- _Your goal_:
Report, from the records below, every line where the word "procedures" appears.

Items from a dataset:
= = =
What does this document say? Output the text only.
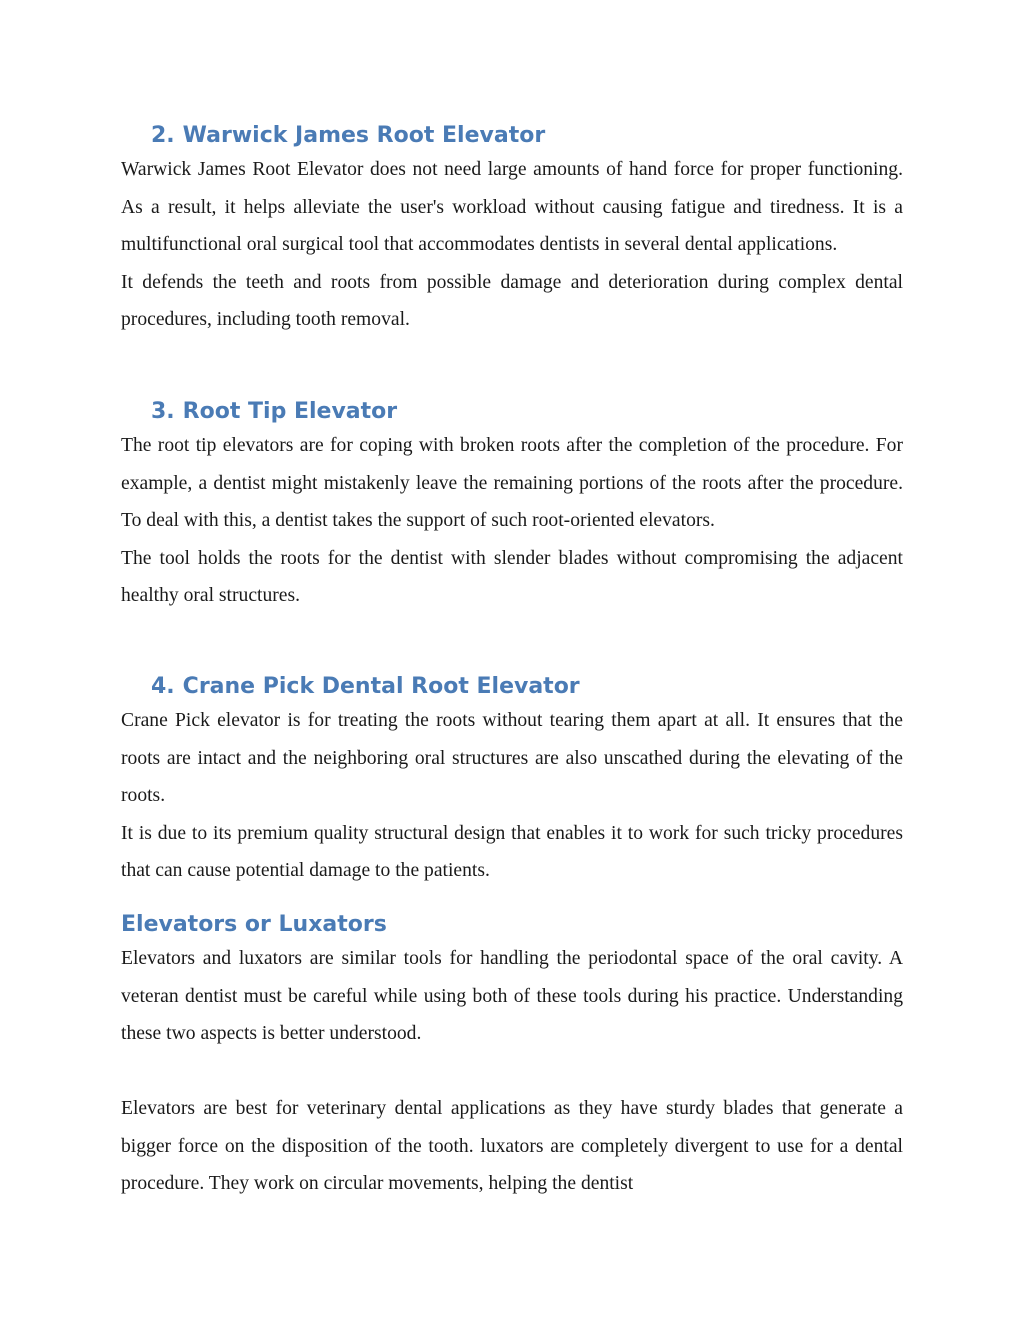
2. Warwick James Root Elevator

Warwick James Root Elevator does not need large amounts of hand force for proper functioning. As a result, it helps alleviate the user's workload without causing fatigue and tiredness. It is a multifunctional oral surgical tool that accommodates dentists in several dental applications.

It defends the teeth and roots from possible damage and deterioration during complex dental procedures, including tooth removal.

3. Root Tip Elevator

The root tip elevators are for coping with broken roots after the completion of the procedure. For example, a dentist might mistakenly leave the remaining portions of the roots after the procedure. To deal with this, a dentist takes the support of such root-oriented elevators.

The tool holds the roots for the dentist with slender blades without compromising the adjacent healthy oral structures.

4. Crane Pick Dental Root Elevator

Crane Pick elevator is for treating the roots without tearing them apart at all. It ensures that the roots are intact and the neighboring oral structures are also unscathed during the elevating of the roots.

It is due to its premium quality structural design that enables it to work for such tricky procedures that can cause potential damage to the patients.

Elevators or Luxators

Elevators and luxators are similar tools for handling the periodontal space of the oral cavity. A veteran dentist must be careful while using both of these tools during his practice. Understanding these two aspects is better understood.

Elevators are best for veterinary dental applications as they have sturdy blades that generate a bigger force on the disposition of the tooth. luxators are completely divergent to use for a dental procedure. They work on circular movements, helping the dentist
= = =
- _Exercise response_:
It defends the teeth and roots from possible damage and deterioration during complex dental procedures, including tooth removal.
It is due to its premium quality structural design that enables it to work for such tricky procedures that can cause potential damage to the patients.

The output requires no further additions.